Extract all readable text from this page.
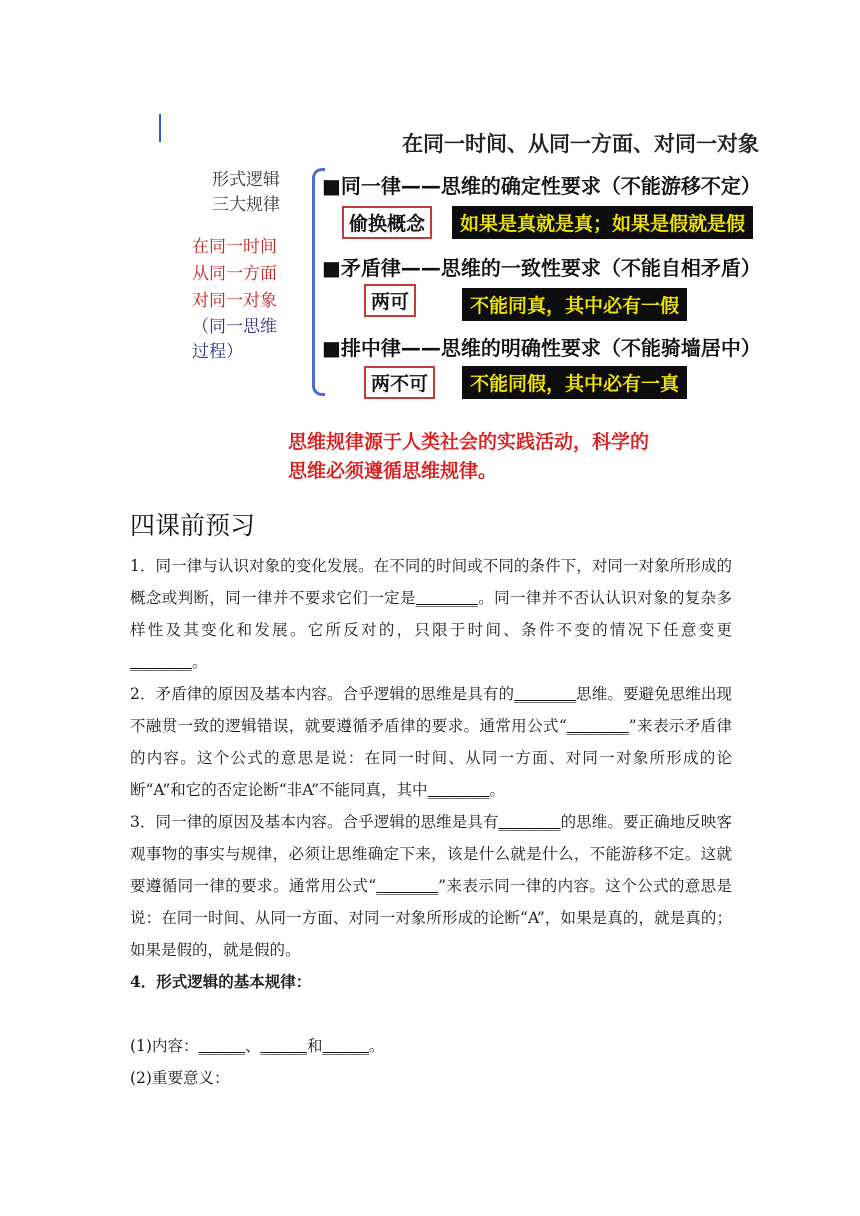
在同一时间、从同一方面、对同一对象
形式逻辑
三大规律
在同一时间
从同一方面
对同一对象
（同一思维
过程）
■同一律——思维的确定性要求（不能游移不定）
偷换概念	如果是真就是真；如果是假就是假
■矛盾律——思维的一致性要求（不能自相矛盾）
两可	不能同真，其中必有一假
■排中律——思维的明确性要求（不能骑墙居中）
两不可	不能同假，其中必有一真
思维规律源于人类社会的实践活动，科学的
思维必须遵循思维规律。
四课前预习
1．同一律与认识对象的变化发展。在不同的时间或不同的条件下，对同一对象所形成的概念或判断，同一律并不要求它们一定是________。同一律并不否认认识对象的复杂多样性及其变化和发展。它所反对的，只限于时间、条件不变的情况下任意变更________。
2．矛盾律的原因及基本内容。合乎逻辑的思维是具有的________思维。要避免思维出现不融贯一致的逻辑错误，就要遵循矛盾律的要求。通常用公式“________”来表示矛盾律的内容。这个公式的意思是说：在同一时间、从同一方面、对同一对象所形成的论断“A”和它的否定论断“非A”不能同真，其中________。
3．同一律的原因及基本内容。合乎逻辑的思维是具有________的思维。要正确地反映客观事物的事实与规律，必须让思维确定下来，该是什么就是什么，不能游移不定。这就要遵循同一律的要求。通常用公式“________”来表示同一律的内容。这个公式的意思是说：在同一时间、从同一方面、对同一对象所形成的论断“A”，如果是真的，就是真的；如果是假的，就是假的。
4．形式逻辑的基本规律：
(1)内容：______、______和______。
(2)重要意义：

◆ Task brief:
Read the lines above. Gather those in which the string "不能游移不定" is found.

◆ Worked answer:
■同一律——思维的确定性要求（不能游移不定）
3．同一律的原因及基本内容。合乎逻辑的思维是具有________的思维。要正确地反映客观事物的事实与规律，必须让思维确定下来，该是什么就是什么，不能游移不定。这就要遵循同一律的要求。通常用公式“________”来表示同一律的内容。这个公式的意思是说：在同一时间、从同一方面、对同一对象所形成的论断“A”，如果是真的，就是真的；如果是假的，就是假的。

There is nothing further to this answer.